Region and label listings:
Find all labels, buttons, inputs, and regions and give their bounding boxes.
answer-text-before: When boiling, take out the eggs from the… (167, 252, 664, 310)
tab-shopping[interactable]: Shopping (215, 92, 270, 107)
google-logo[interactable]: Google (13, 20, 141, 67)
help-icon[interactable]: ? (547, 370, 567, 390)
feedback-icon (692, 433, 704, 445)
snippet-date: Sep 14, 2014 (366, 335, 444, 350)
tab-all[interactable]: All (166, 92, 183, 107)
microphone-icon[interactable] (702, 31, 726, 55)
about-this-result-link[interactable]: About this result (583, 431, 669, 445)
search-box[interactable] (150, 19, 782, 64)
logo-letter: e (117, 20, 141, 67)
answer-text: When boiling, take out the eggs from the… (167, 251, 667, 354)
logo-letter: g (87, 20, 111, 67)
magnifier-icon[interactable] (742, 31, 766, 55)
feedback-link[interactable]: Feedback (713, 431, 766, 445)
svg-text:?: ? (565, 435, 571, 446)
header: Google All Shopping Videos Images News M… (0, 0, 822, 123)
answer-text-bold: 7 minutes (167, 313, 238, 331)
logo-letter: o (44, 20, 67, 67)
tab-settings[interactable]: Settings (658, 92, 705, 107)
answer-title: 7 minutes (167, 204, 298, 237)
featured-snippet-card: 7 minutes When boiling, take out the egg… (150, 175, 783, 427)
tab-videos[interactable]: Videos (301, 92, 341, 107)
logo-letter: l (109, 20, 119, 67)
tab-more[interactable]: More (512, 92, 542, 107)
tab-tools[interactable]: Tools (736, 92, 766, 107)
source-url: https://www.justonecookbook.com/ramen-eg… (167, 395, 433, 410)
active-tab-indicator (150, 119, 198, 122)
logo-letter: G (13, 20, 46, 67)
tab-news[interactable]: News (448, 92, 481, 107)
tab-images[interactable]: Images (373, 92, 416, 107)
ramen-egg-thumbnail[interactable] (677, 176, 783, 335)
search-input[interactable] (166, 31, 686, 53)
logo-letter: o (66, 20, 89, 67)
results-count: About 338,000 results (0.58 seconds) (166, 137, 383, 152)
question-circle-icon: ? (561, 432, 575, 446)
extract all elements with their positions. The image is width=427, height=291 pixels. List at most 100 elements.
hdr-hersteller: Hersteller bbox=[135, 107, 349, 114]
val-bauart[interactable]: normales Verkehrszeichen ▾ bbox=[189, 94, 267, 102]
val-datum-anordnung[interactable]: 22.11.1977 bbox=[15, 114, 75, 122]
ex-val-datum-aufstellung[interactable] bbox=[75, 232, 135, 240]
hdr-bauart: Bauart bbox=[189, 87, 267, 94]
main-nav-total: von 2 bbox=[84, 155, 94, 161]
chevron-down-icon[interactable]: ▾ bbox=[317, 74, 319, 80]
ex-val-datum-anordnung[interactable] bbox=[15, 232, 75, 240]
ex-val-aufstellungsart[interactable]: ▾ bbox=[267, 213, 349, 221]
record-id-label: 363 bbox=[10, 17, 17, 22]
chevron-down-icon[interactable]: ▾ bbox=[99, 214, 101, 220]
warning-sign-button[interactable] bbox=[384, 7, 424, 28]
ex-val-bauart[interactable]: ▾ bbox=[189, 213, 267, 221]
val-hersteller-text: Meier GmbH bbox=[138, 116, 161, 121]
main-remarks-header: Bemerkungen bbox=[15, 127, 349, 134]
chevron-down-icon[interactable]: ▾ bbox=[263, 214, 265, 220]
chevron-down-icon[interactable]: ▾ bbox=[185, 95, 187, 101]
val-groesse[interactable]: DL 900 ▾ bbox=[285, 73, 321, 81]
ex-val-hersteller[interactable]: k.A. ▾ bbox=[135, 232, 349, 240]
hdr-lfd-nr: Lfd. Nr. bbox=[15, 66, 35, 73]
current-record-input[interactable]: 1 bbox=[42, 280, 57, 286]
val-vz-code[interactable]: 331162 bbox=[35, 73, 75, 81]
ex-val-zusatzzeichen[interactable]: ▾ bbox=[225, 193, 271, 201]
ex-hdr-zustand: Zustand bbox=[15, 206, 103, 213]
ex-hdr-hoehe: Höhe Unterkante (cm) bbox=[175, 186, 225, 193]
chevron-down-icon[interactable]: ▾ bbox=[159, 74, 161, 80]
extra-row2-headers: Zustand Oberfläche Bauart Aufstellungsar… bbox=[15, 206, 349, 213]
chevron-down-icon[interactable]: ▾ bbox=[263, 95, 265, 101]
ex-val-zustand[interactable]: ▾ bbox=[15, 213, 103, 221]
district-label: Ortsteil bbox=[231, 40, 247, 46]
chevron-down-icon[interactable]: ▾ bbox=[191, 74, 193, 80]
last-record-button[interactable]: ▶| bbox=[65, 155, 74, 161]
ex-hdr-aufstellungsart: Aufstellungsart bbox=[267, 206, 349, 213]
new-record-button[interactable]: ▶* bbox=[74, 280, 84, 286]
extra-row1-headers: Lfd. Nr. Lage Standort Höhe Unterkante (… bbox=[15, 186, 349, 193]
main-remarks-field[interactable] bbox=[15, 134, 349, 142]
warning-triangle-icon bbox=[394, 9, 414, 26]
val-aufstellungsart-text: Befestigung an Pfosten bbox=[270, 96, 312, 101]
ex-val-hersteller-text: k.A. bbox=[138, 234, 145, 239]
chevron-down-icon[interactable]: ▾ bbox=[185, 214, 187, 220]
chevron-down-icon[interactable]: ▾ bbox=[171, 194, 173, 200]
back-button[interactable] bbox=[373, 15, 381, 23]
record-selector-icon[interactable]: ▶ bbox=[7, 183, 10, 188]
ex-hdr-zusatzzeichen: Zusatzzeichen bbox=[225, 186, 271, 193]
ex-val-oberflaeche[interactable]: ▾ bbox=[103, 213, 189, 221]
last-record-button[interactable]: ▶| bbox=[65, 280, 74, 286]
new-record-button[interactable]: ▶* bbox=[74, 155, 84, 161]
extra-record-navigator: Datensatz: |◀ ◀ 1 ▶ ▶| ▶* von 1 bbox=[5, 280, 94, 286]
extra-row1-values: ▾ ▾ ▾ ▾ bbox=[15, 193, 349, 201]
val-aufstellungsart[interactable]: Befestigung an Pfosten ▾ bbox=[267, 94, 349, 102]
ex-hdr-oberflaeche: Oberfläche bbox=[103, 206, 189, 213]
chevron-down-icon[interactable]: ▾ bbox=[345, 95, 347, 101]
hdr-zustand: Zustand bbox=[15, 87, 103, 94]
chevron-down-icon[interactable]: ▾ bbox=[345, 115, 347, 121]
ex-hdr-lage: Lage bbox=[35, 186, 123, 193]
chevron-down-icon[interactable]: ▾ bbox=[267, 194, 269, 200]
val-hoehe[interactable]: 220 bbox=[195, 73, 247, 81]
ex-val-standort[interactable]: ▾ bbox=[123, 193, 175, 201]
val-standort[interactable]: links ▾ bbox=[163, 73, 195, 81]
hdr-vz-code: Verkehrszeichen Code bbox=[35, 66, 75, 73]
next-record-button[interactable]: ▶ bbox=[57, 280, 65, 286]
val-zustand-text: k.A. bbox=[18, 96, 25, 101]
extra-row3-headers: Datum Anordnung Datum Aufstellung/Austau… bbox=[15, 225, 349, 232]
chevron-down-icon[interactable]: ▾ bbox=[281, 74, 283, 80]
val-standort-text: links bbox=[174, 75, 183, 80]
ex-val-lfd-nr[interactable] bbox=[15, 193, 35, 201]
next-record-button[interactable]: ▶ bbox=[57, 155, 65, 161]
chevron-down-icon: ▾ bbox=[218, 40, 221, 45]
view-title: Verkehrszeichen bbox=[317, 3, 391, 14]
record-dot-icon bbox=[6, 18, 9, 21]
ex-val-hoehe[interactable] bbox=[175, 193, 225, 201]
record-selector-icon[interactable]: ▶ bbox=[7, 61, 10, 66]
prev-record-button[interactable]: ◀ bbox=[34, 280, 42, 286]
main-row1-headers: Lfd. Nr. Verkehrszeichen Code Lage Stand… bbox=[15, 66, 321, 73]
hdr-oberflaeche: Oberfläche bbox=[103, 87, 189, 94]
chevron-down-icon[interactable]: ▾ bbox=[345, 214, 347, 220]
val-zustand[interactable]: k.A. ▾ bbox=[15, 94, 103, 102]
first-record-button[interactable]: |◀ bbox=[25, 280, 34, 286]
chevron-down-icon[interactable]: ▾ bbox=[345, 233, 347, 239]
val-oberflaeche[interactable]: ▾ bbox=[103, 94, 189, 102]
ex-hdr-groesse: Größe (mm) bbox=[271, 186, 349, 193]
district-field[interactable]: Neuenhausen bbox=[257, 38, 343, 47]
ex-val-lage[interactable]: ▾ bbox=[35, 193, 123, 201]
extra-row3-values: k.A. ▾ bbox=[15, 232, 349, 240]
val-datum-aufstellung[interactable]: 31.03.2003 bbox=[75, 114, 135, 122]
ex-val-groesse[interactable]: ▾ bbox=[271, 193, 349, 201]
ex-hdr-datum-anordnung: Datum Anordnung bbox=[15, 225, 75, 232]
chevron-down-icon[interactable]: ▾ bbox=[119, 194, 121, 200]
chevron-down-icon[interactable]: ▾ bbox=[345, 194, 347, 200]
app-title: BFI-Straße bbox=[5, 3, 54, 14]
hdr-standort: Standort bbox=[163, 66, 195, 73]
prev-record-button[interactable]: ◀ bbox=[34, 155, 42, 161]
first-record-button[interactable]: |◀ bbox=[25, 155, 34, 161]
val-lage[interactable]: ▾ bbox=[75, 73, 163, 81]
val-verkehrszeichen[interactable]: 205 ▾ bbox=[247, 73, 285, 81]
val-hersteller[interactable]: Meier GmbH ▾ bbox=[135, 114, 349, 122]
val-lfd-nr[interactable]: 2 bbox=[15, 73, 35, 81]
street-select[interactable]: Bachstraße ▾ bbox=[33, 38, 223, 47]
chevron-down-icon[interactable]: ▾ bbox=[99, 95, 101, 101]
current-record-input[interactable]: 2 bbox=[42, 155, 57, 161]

→ **EXERCISE OBJECTIVE**
Retype the items verbatim, beginning with the first line and ending with the line that contains "tab-shopping[interactable]: Shopping (215, 92, 270, 107)".

→ **PROBLEM SOLUTION**
Find all labels, buttons, inputs, and regions and give their bounding boxes.
answer-text-before: When boiling, take out the eggs from the… (167, 252, 664, 310)
tab-shopping[interactable]: Shopping (215, 92, 270, 107)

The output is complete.